[START INPUT RECORDS]

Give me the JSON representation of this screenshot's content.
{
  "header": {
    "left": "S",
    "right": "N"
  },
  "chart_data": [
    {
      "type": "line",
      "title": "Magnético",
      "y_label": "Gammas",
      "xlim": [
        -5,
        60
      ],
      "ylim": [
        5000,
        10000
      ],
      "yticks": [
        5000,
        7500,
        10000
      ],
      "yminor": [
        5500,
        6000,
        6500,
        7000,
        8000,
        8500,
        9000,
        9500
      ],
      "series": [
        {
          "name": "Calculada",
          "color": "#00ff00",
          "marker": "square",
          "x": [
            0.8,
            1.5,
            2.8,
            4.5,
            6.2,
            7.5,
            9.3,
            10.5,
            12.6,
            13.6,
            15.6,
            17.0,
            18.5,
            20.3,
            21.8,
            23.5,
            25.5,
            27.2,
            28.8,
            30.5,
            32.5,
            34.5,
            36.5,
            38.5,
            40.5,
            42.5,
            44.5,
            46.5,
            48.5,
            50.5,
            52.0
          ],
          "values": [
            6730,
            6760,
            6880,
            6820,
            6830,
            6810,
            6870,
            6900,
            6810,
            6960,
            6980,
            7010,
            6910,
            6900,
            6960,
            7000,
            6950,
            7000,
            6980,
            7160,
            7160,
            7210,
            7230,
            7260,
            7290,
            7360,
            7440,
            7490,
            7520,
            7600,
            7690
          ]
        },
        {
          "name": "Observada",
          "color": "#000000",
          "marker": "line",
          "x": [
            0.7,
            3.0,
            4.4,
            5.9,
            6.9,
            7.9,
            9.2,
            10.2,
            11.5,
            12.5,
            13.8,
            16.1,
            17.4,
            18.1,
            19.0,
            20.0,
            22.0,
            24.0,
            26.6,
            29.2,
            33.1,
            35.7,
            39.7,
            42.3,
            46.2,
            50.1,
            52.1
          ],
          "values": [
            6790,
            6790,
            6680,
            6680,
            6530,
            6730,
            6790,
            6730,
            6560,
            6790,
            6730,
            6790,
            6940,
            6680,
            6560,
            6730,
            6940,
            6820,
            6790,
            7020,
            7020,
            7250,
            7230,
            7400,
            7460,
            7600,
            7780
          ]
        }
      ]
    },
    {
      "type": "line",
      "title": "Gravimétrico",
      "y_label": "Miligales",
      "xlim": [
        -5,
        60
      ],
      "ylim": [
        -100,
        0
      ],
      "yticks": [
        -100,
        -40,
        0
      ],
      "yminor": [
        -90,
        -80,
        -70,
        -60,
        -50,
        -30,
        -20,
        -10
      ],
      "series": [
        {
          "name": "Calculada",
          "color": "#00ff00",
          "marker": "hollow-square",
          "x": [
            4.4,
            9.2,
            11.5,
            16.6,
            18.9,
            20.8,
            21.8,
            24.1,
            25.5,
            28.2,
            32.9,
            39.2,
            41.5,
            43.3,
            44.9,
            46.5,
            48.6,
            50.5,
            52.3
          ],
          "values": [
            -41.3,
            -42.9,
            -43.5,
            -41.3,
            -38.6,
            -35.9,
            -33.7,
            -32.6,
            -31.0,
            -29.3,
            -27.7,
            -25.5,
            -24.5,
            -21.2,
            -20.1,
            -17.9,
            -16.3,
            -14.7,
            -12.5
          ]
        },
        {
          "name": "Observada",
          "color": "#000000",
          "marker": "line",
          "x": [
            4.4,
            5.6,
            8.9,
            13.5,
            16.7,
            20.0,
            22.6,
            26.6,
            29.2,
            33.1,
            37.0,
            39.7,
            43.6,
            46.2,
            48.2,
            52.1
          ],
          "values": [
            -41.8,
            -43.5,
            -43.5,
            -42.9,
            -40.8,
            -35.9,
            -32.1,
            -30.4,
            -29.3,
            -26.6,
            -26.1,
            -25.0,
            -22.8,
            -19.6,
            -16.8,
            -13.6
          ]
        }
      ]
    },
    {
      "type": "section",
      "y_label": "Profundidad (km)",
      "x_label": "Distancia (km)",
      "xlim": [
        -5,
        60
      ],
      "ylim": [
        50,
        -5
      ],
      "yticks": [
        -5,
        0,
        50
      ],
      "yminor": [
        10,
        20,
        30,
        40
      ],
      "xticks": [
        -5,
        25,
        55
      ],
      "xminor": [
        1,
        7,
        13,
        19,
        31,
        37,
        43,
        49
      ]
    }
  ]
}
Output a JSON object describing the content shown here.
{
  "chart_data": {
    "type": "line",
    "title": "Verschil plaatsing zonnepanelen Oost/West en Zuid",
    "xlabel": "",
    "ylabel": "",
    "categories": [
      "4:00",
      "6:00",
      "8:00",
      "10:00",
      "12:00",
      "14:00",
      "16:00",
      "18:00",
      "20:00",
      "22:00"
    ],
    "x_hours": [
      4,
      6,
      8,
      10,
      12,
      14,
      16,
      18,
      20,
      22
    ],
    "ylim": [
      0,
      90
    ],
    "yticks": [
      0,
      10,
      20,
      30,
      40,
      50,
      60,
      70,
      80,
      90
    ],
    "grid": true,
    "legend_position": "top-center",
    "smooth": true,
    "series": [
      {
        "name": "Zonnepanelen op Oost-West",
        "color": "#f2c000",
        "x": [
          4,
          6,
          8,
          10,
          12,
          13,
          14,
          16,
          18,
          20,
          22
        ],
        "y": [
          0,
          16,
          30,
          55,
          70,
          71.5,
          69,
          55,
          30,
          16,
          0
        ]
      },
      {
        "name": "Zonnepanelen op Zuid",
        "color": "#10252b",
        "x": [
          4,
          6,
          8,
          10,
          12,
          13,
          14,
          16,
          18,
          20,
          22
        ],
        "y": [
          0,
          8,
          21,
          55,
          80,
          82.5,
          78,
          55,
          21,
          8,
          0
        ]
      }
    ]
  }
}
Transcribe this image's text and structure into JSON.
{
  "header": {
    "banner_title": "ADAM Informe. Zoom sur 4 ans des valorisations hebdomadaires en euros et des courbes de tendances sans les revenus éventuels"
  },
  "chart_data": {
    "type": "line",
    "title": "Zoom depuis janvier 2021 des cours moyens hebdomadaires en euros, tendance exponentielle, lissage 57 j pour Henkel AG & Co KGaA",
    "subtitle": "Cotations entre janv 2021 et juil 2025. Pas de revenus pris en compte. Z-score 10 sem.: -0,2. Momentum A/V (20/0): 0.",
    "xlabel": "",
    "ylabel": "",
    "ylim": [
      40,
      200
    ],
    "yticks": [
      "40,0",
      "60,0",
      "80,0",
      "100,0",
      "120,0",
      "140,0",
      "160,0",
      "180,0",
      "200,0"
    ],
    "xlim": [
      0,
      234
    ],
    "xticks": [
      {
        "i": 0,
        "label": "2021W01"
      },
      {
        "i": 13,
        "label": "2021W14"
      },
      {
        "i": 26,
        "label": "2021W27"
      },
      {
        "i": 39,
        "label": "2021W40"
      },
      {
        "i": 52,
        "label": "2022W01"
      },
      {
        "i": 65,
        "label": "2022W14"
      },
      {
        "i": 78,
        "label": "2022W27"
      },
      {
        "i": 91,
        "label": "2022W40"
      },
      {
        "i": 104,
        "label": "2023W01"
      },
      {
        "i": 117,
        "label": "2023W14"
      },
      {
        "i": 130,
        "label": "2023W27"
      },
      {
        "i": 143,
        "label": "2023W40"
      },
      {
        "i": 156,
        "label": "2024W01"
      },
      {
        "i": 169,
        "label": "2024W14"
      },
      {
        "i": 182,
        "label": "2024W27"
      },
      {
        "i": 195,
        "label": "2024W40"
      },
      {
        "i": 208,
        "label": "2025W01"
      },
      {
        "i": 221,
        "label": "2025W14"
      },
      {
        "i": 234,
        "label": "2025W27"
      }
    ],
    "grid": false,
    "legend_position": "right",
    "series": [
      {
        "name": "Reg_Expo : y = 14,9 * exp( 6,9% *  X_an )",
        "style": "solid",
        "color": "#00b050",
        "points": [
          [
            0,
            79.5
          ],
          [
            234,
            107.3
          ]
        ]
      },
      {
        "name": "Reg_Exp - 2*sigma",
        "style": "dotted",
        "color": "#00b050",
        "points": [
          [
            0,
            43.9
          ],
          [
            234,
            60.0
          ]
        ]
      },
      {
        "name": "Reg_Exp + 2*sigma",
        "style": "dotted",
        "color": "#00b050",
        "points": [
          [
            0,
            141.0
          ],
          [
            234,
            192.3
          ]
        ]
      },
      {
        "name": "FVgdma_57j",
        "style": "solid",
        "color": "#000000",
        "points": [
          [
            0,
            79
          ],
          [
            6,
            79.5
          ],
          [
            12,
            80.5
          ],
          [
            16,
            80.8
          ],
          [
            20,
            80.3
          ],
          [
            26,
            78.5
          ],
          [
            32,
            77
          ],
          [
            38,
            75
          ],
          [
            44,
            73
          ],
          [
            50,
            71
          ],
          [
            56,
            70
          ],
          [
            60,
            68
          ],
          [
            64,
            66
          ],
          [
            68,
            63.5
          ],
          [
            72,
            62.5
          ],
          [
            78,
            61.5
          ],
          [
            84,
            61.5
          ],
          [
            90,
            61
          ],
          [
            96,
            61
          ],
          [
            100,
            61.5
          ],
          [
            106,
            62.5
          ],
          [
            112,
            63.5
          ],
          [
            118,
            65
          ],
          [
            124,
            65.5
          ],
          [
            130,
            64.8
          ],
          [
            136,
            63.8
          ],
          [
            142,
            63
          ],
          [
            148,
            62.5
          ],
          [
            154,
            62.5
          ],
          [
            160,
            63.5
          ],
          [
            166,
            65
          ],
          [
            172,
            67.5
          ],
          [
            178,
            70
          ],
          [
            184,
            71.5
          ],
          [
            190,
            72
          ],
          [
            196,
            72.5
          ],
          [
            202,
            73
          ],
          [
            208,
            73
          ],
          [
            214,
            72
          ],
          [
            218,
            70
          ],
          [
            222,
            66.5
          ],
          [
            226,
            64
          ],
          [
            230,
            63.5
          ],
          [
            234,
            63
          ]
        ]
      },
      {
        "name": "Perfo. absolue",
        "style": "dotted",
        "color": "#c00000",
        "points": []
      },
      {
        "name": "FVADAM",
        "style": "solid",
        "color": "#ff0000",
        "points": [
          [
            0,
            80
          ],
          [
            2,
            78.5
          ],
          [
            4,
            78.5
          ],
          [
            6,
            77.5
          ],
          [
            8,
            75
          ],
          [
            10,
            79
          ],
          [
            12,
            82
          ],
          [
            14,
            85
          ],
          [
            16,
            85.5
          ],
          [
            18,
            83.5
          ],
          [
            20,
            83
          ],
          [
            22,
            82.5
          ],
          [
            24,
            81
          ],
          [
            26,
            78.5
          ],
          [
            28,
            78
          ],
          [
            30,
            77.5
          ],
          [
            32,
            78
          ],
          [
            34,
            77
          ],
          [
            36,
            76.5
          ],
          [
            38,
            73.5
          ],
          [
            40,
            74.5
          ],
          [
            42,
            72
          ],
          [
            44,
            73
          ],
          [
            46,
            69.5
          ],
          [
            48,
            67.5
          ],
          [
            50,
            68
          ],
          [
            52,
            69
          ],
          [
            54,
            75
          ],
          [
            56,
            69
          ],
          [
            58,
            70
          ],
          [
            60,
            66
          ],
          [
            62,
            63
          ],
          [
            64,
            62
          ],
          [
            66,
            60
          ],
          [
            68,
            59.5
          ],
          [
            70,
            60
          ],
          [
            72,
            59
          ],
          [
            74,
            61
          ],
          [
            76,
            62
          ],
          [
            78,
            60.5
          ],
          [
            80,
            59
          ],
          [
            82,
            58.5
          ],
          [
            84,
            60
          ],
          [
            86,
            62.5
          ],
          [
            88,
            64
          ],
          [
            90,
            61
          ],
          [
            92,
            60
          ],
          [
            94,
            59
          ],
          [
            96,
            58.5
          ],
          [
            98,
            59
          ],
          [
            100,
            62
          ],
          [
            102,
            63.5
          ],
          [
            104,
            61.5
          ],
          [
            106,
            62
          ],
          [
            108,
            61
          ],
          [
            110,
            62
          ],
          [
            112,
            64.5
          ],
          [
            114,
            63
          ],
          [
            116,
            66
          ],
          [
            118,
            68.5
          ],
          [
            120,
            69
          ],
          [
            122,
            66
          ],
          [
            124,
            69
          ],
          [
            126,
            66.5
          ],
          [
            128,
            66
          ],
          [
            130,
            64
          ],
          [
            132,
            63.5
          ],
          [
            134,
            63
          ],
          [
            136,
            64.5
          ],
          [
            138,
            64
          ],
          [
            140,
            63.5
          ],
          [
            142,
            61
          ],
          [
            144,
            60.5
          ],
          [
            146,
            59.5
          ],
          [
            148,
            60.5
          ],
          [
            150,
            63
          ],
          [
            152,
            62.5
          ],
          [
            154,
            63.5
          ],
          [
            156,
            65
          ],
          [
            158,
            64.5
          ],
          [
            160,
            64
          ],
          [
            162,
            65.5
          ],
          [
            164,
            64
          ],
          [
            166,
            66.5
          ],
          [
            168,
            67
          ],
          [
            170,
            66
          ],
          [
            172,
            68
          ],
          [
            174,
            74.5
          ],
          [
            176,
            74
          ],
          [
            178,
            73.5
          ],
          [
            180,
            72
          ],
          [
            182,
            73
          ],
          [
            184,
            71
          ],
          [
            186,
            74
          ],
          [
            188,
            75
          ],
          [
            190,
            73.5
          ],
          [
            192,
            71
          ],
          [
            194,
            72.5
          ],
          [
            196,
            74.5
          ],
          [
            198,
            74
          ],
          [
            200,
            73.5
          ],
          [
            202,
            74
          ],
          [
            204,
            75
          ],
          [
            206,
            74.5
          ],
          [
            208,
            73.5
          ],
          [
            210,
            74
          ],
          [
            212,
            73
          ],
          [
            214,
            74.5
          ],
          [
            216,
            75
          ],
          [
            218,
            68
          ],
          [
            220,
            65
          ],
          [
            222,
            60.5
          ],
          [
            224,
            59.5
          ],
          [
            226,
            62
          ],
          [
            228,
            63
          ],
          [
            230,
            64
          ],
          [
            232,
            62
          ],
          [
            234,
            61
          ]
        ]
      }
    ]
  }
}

[END INPUT RECORDS]

> [CHALLENGE]
Where a line of the material above holds the string "Zuid", copy that line.

> [ANSWER TO THIS TASK]
    "title": "Verschil plaatsing zonnepanelen Oost/West en Zuid",
        "name": "Zonnepanelen op Zuid",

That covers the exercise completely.